# [CHALLENGE]
Write the entries below out again exactly; any picture in them stays out.

## BEGIN RECORDS FOR THIS TASK

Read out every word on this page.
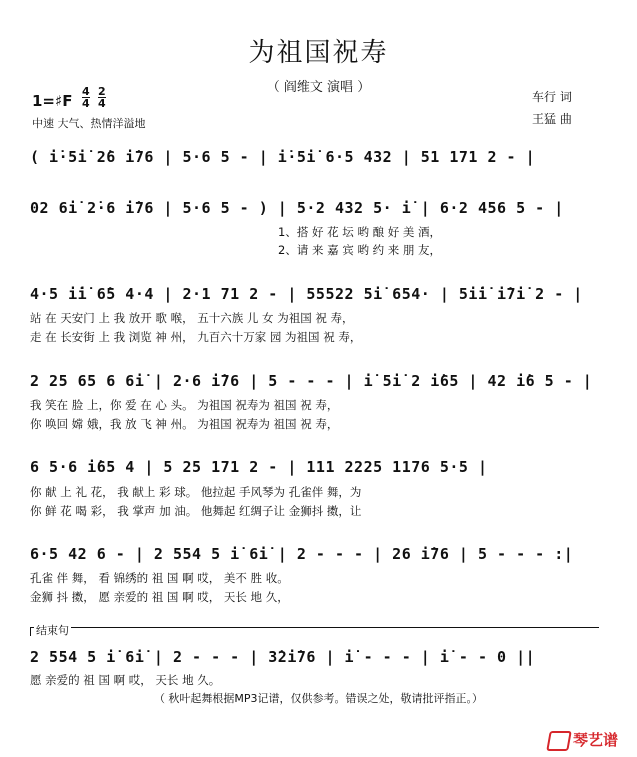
为祖国祝寿
（ 阎维文 演唱 ）
1=♯F
4
4
2
4
中速 大气、热情洋溢地
车行 词
王猛 曲
( i̇·5i̇ 2̇6 i̇76 | 5·6 5 - | i̇·5i̇ 6·5 432 | 51 171 2 - |
02 6i̇ 2̇·6 i̇76 | 5·6 5 - ) | 5·2 432 5· i̇ | 6·2 456 5 - |
1、搭 好 花 坛 哟 酿 好 美 酒，
2、请 来 嘉 宾 哟 约 来 朋 友，
4·5 i̇i̇ 6̇5 4·4 | 2·1 71 2 - | 55522 5i̇ 654· | 5i̇i̇ i̇7i̇ 2 - |
站 在 天安门 上 我 放开 歌 喉， 五十六族 儿 女 为祖国 祝 寿，
走 在 长安街 上 我 浏览 神 州， 九百六十万家 园 为祖国 祝 寿，
2 25 65 6 6i̇ | 2·6 i̇76 | 5 - - - | i̇ 5i̇ 2 i̇65 | 42 i̇6 5 - |
我 笑在 脸 上，你 爱 在 心 头。 为祖国 祝寿为 祖国 祝 寿，
你 唤回 嫦 娥，我 放 飞 神 州。 为祖国 祝寿为 祖国 祝 寿，
6 5·6 i̇65 4 | 5 25 171 2 - | 111 2225 1176 5·5 |
你 献 上 礼 花， 我 献上 彩 球。 他拉起 手风琴为 孔雀伴 舞，为
你 鲜 花 喝 彩， 我 掌声 加 油。 他舞起 红绸子让 金狮抖 擞，让
6·5 42 6 - | 2 554 5 i̇ 6i̇ | 2 - - - | 26 i̇76 | 5 - - - :|
孔雀 伴 舞， 看 锦绣的 祖 国 啊 哎， 美不 胜 收。
金狮 抖 擞， 愿 亲爱的 祖 国 啊 哎， 天长 地 久，
结束句
2 554 5 i̇ 6i̇ | 2 - - - | 3̇2i̇76 | i̇ - - - | i̇ - - 0 ||
愿 亲爱的 祖 国 啊 哎， 天长 地 久。
（ 秋叶起舞根据MP3记谱，仅供参考。错误之处，敬请批评指正。）
琴艺谱
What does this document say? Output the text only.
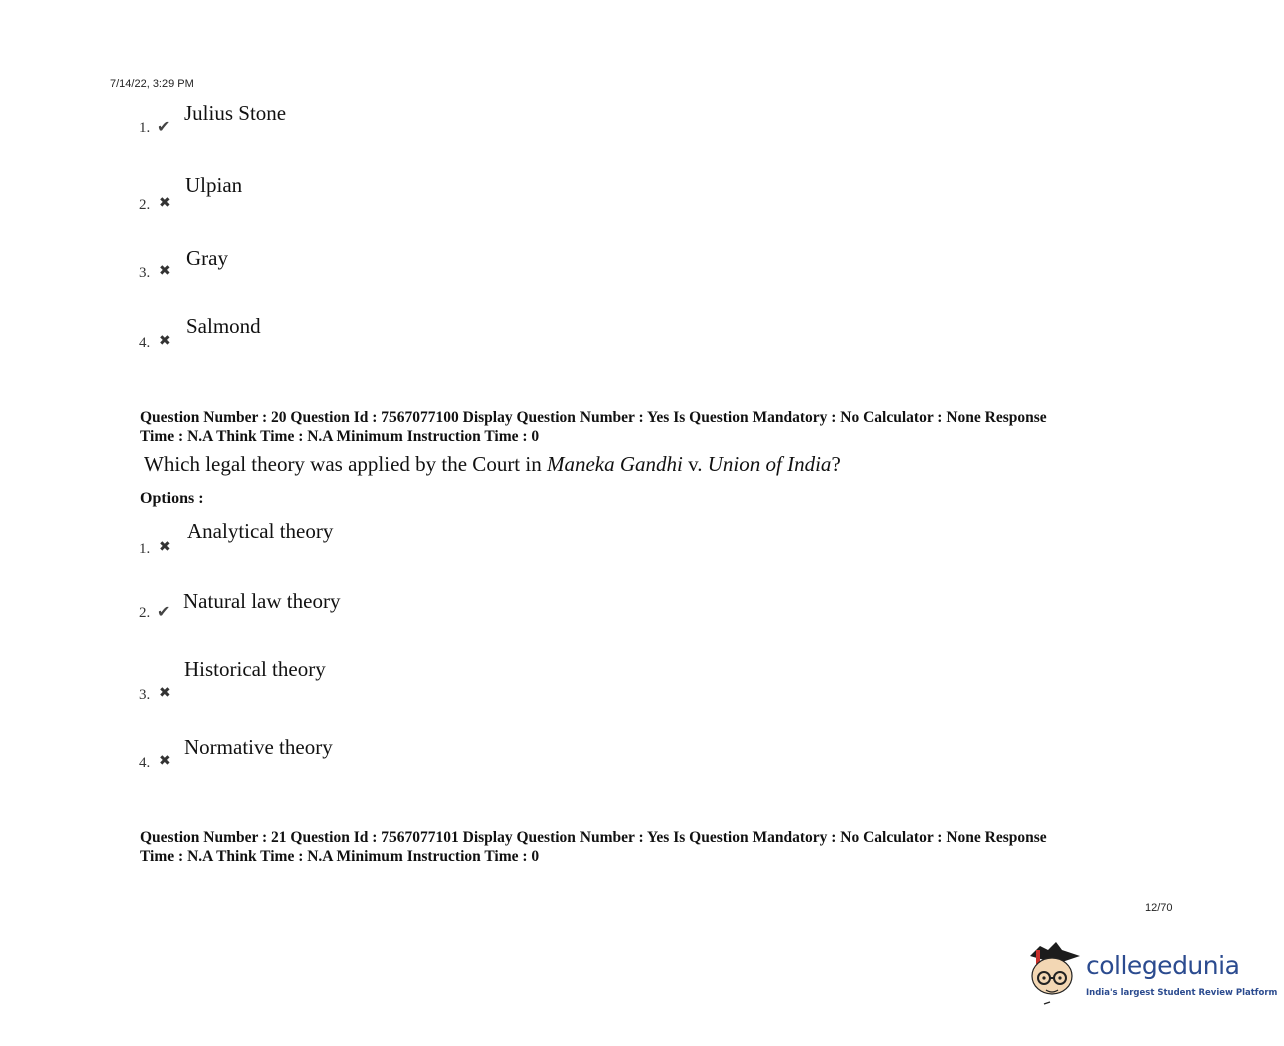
7/14/22, 3:29 PM
1. ✔
Julius Stone
2. ✖
Ulpian
3. ✖
Gray
4. ✖
Salmond
Question Number : 20 Question Id : 7567077100 Display Question Number : Yes Is Question Mandatory : No Calculator : None Response
Time : N.A Think Time : N.A Minimum Instruction Time : 0
Which legal theory was applied by the Court in Maneka Gandhi v. Union of India?
Options :
1. ✖
Analytical theory
2. ✔ Natural law theory
3. ✖
Historical theory
4. ✖
Normative theory
Question Number : 21 Question Id : 7567077101 Display Question Number : Yes Is Question Mandatory : No Calculator : None Response
Time : N.A Think Time : N.A Minimum Instruction Time : 0
12/70
collegedunia
India's largest Student Review Platform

## END RECORDS FOR THIS TASK

# [THE SOLUTION]
Read out every word on this page.
为祖国祝寿
（ 阎维文 演唱 ）
1=♯F
4
4
2
4
中速 大气、热情洋溢地
车行 词
王猛 曲
( i̇·5i̇ 2̇6 i̇76 | 5·6 5 - | i̇·5i̇ 6·5 432 | 51 171 2 - |
02 6i̇ 2̇·6 i̇76 | 5·6 5 - ) | 5·2 432 5· i̇ | 6·2 456 5 - |
1、搭 好 花 坛 哟 酿 好 美 酒，
2、请 来 嘉 宾 哟 约 来 朋 友，
4·5 i̇i̇ 6̇5 4·4 | 2·1 71 2 - | 55522 5i̇ 654· | 5i̇i̇ i̇7i̇ 2 - |
站 在 天安门 上 我 放开 歌 喉， 五十六族 儿 女 为祖国 祝 寿，
走 在 长安街 上 我 浏览 神 州， 九百六十万家 园 为祖国 祝 寿，
2 25 65 6 6i̇ | 2·6 i̇76 | 5 - - - | i̇ 5i̇ 2 i̇65 | 42 i̇6 5 - |
我 笑在 脸 上，你 爱 在 心 头。 为祖国 祝寿为 祖国 祝 寿，
你 唤回 嫦 娥，我 放 飞 神 州。 为祖国 祝寿为 祖国 祝 寿，
6 5·6 i̇65 4 | 5 25 171 2 - | 111 2225 1176 5·5 |
你 献 上 礼 花， 我 献上 彩 球。 他拉起 手风琴为 孔雀伴 舞，为
你 鲜 花 喝 彩， 我 掌声 加 油。 他舞起 红绸子让 金狮抖 擞，让
6·5 42 6 - | 2 554 5 i̇ 6i̇ | 2 - - - | 26 i̇76 | 5 - - - :|
孔雀 伴 舞， 看 锦绣的 祖 国 啊 哎， 美不 胜 收。
金狮 抖 擞， 愿 亲爱的 祖 国 啊 哎， 天长 地 久，
结束句
2 554 5 i̇ 6i̇ | 2 - - - | 3̇2i̇76 | i̇ - - - | i̇ - - 0 ||
愿 亲爱的 祖 国 啊 哎， 天长 地 久。
（ 秋叶起舞根据MP3记谱，仅供参考。错误之处，敬请批评指正。）
琴艺谱
What does this document say? Output the text only.
7/14/22, 3:29 PM
1. ✔
Julius Stone
2. ✖
Ulpian
3. ✖
Gray
4. ✖
Salmond
Question Number : 20 Question Id : 7567077100 Display Question Number : Yes Is Question Mandatory : No Calculator : None Response
Time : N.A Think Time : N.A Minimum Instruction Time : 0
Which legal theory was applied by the Court in Maneka Gandhi v. Union of India?
Options :
1. ✖
Analytical theory
2. ✔ Natural law theory
3. ✖
Historical theory
4. ✖
Normative theory
Question Number : 21 Question Id : 7567077101 Display Question Number : Yes Is Question Mandatory : No Calculator : None Response
Time : N.A Think Time : N.A Minimum Instruction Time : 0
12/70
collegedunia
India's largest Student Review Platform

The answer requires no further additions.